TASK TO COMPLETE:
Give back each entry unchanged, minus pictures.

Lines of data
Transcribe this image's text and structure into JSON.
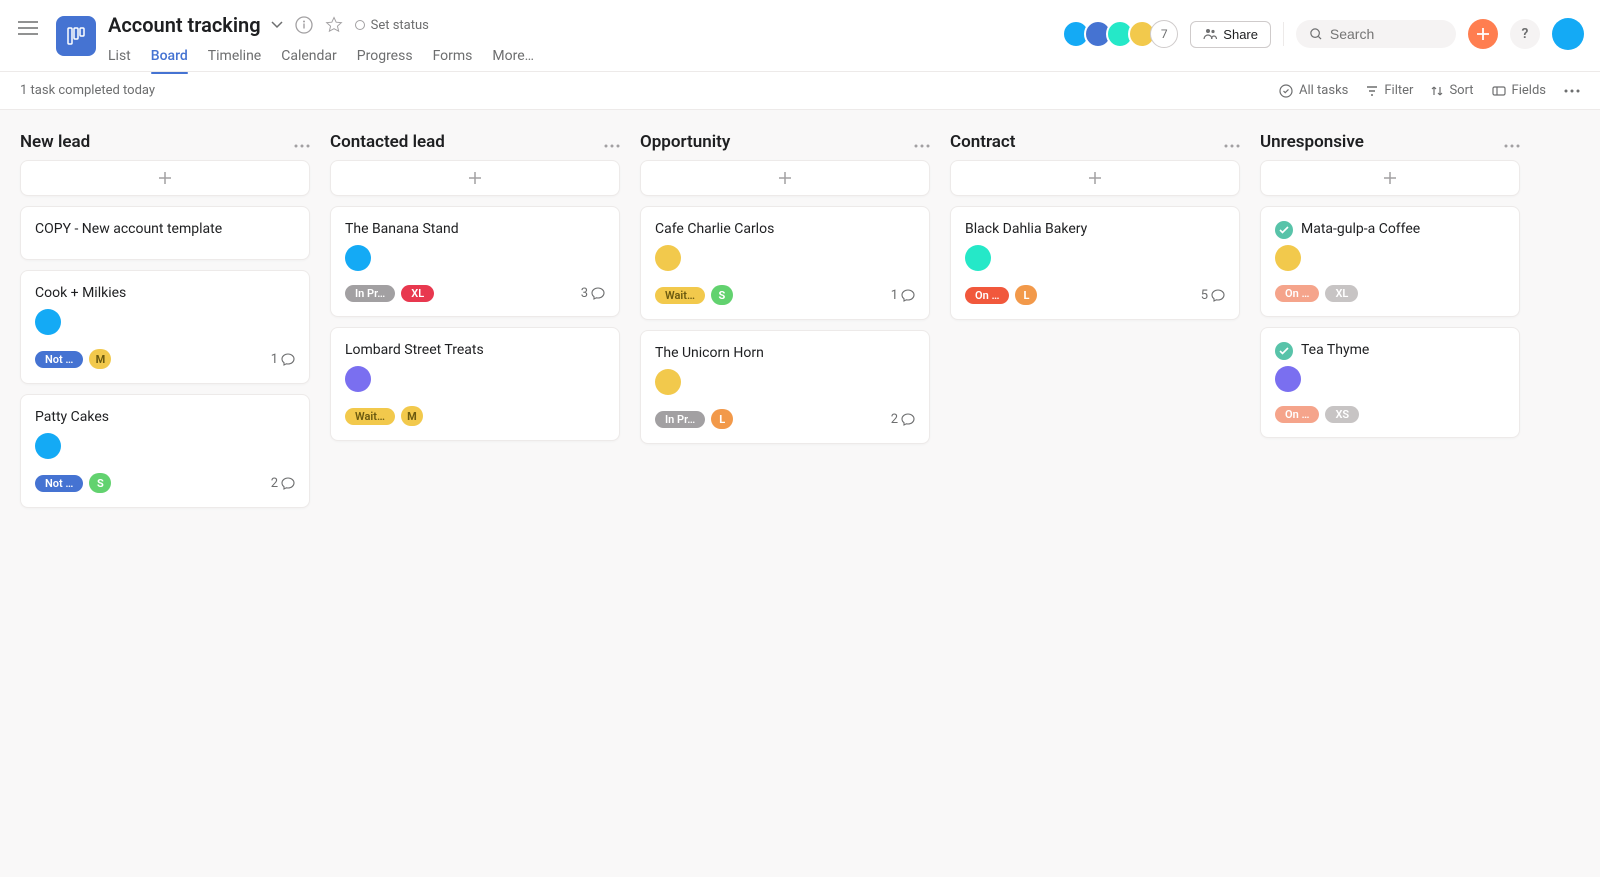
{
  "header": {
    "title": "Account tracking",
    "set_status": "Set status",
    "tabs": [
      "List",
      "Board",
      "Timeline",
      "Calendar",
      "Progress",
      "Forms",
      "More…"
    ],
    "active_tab_index": 1,
    "share": "Share",
    "search_placeholder": "Search",
    "member_overflow": "7"
  },
  "toolbar": {
    "status": "1 task completed today",
    "all_tasks": "All tasks",
    "filter": "Filter",
    "sort": "Sort",
    "fields": "Fields"
  },
  "columns": [
    {
      "title": "New lead",
      "cards": [
        {
          "title": "COPY - New account template"
        },
        {
          "title": "Cook + Milkies",
          "avatar": "bg-teal",
          "tags": [
            {
              "label": "Not …",
              "style": "blue"
            },
            {
              "label": "M",
              "style": "yellow sz"
            }
          ],
          "comments": 1
        },
        {
          "title": "Patty Cakes",
          "avatar": "bg-teal",
          "tags": [
            {
              "label": "Not …",
              "style": "blue"
            },
            {
              "label": "S",
              "style": "green sz"
            }
          ],
          "comments": 2
        }
      ]
    },
    {
      "title": "Contacted lead",
      "cards": [
        {
          "title": "The Banana Stand",
          "avatar": "bg-teal",
          "tags": [
            {
              "label": "In Pr…",
              "style": "gray"
            },
            {
              "label": "XL",
              "style": "red"
            }
          ],
          "comments": 3
        },
        {
          "title": "Lombard Street Treats",
          "avatar": "bg-purple",
          "tags": [
            {
              "label": "Wait…",
              "style": "yellow-pill"
            },
            {
              "label": "M",
              "style": "yellow sz"
            }
          ]
        }
      ]
    },
    {
      "title": "Opportunity",
      "cards": [
        {
          "title": "Cafe Charlie Carlos",
          "avatar": "bg-yellow",
          "tags": [
            {
              "label": "Wait…",
              "style": "yellow-pill"
            },
            {
              "label": "S",
              "style": "green sz"
            }
          ],
          "comments": 1
        },
        {
          "title": "The Unicorn Horn",
          "avatar": "bg-yellow",
          "tags": [
            {
              "label": "In Pr…",
              "style": "gray"
            },
            {
              "label": "L",
              "style": "orange sz"
            }
          ],
          "comments": 2
        }
      ]
    },
    {
      "title": "Contract",
      "cards": [
        {
          "title": "Black Dahlia Bakery",
          "avatar": "bg-green",
          "tags": [
            {
              "label": "On …",
              "style": "red-orange"
            },
            {
              "label": "L",
              "style": "orange sz"
            }
          ],
          "comments": 5
        }
      ]
    },
    {
      "title": "Unresponsive",
      "cards": [
        {
          "title": "Mata-gulp-a Coffee",
          "done": true,
          "avatar": "bg-yellow",
          "tags": [
            {
              "label": "On …",
              "style": "peach"
            },
            {
              "label": "XL",
              "style": "gray-light"
            }
          ]
        },
        {
          "title": "Tea Thyme",
          "done": true,
          "avatar": "bg-purple",
          "tags": [
            {
              "label": "On …",
              "style": "peach"
            },
            {
              "label": "XS",
              "style": "gray-light"
            }
          ]
        }
      ]
    }
  ]
}
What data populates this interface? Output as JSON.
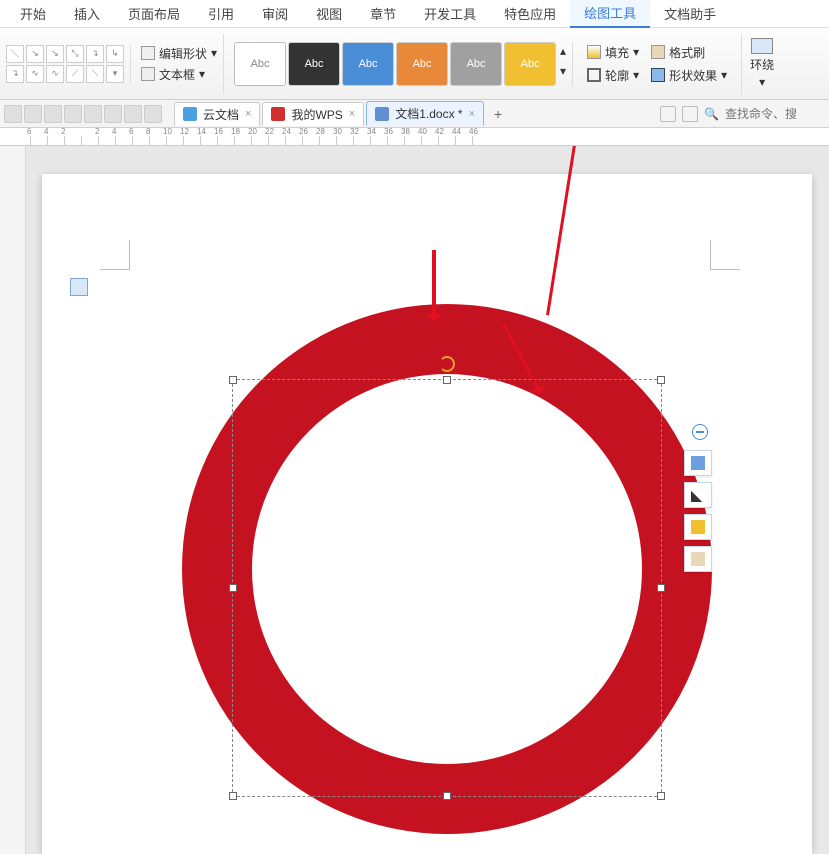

THE SOLUTION:
Transcribe this image's text and structure into JSON.
{
  "header": {
    "title": "Account tracking",
    "set_status": "Set status",
    "tabs": [
      "List",
      "Board",
      "Timeline",
      "Calendar",
      "Progress",
      "Forms",
      "More…"
    ],
    "active_tab_index": 1,
    "share": "Share",
    "search_placeholder": "Search",
    "member_overflow": "7"
  },
  "toolbar": {
    "status": "1 task completed today",
    "all_tasks": "All tasks",
    "filter": "Filter",
    "sort": "Sort",
    "fields": "Fields"
  },
  "columns": [
    {
      "title": "New lead",
      "cards": [
        {
          "title": "COPY - New account template"
        },
        {
          "title": "Cook + Milkies",
          "avatar": "bg-teal",
          "tags": [
            {
              "label": "Not …",
              "style": "blue"
            },
            {
              "label": "M",
              "style": "yellow sz"
            }
          ],
          "comments": 1
        },
        {
          "title": "Patty Cakes",
          "avatar": "bg-teal",
          "tags": [
            {
              "label": "Not …",
              "style": "blue"
            },
            {
              "label": "S",
              "style": "green sz"
            }
          ],
          "comments": 2
        }
      ]
    },
    {
      "title": "Contacted lead",
      "cards": [
        {
          "title": "The Banana Stand",
          "avatar": "bg-teal",
          "tags": [
            {
              "label": "In Pr…",
              "style": "gray"
            },
            {
              "label": "XL",
              "style": "red"
            }
          ],
          "comments": 3
        },
        {
          "title": "Lombard Street Treats",
          "avatar": "bg-purple",
          "tags": [
            {
              "label": "Wait…",
              "style": "yellow-pill"
            },
            {
              "label": "M",
              "style": "yellow sz"
            }
          ]
        }
      ]
    },
    {
      "title": "Opportunity",
      "cards": [
        {
          "title": "Cafe Charlie Carlos",
          "avatar": "bg-yellow",
          "tags": [
            {
              "label": "Wait…",
              "style": "yellow-pill"
            },
            {
              "label": "S",
              "style": "green sz"
            }
          ],
          "comments": 1
        },
        {
          "title": "The Unicorn Horn",
          "avatar": "bg-yellow",
          "tags": [
            {
              "label": "In Pr…",
              "style": "gray"
            },
            {
              "label": "L",
              "style": "orange sz"
            }
          ],
          "comments": 2
        }
      ]
    },
    {
      "title": "Contract",
      "cards": [
        {
          "title": "Black Dahlia Bakery",
          "avatar": "bg-green",
          "tags": [
            {
              "label": "On …",
              "style": "red-orange"
            },
            {
              "label": "L",
              "style": "orange sz"
            }
          ],
          "comments": 5
        }
      ]
    },
    {
      "title": "Unresponsive",
      "cards": [
        {
          "title": "Mata-gulp-a Coffee",
          "done": true,
          "avatar": "bg-yellow",
          "tags": [
            {
              "label": "On …",
              "style": "peach"
            },
            {
              "label": "XL",
              "style": "gray-light"
            }
          ]
        },
        {
          "title": "Tea Thyme",
          "done": true,
          "avatar": "bg-purple",
          "tags": [
            {
              "label": "On …",
              "style": "peach"
            },
            {
              "label": "XS",
              "style": "gray-light"
            }
          ]
        }
      ]
    }
  ]
}
What data populates this interface? Output as JSON.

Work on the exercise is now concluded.